Each entry that follows must be output without any deviation.

___ EXERCISE MATERIALS ___

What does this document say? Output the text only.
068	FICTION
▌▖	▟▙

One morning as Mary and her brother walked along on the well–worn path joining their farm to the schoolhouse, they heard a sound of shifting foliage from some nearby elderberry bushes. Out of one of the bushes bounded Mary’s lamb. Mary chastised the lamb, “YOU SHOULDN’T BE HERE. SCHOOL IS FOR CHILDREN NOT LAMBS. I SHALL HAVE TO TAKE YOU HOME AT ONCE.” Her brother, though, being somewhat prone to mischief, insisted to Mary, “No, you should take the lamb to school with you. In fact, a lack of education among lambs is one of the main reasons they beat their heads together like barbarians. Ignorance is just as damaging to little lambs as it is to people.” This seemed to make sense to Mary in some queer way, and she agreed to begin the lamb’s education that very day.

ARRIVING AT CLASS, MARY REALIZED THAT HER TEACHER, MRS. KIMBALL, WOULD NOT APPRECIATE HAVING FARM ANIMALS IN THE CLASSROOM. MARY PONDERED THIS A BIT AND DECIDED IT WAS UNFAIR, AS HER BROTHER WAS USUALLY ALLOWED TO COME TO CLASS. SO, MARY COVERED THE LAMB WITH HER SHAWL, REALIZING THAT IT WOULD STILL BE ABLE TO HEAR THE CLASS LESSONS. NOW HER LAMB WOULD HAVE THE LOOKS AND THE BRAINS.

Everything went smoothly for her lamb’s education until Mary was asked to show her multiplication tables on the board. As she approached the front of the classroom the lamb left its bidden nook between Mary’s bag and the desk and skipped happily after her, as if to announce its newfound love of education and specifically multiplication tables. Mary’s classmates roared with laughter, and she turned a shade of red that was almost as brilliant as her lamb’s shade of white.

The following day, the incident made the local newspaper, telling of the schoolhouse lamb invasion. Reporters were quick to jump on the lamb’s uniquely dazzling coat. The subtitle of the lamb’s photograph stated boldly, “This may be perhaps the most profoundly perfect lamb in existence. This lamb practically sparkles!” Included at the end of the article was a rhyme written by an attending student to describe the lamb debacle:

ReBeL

___

■ REPLY:
What does this document say? Output the text only.
068	FICTION
▌▖	▟▙

One morning as Mary and her brother walked along on the well–worn path joining their farm to the schoolhouse, they heard a sound of shifting foliage from some nearby elderberry bushes. Out of one of the bushes bounded Mary’s lamb. Mary chastised the lamb, “YOU SHOULDN’T BE HERE. SCHOOL IS FOR CHILDREN NOT LAMBS. I SHALL HAVE TO TAKE YOU HOME AT ONCE.” Her brother, though, being somewhat prone to mischief, insisted to Mary, “No, you should take the lamb to school with you. In fact, a lack of education among lambs is one of the main reasons they beat their heads together like barbarians. Ignorance is just as damaging to little lambs as it is to people.” This seemed to make sense to Mary in some queer way, and she agreed to begin the lamb’s education that very day.

ARRIVING AT CLASS, MARY REALIZED THAT HER TEACHER, MRS. KIMBALL, WOULD NOT APPRECIATE HAVING FARM ANIMALS IN THE CLASSROOM. MARY PONDERED THIS A BIT AND DECIDED IT WAS UNFAIR, AS HER BROTHER WAS USUALLY ALLOWED TO COME TO CLASS. SO, MARY COVERED THE LAMB WITH HER SHAWL, REALIZING THAT IT WOULD STILL BE ABLE TO HEAR THE CLASS LESSONS. NOW HER LAMB WOULD HAVE THE LOOKS AND THE BRAINS.

Everything went smoothly for her lamb’s education until Mary was asked to show her multiplication tables on the board. As she approached the front of the classroom the lamb left its bidden nook between Mary’s bag and the desk and skipped happily after her, as if to announce its newfound love of education and specifically multiplication tables. Mary’s classmates roared with laughter, and she turned a shade of red that was almost as brilliant as her lamb’s shade of white.

The following day, the incident made the local newspaper, telling of the schoolhouse lamb invasion. Reporters were quick to jump on the lamb’s uniquely dazzling coat. The subtitle of the lamb’s photograph stated boldly, “This may be perhaps the most profoundly perfect lamb in existence. This lamb practically sparkles!” Included at the end of the article was a rhyme written by an attending student to describe the lamb debacle:

ReBeL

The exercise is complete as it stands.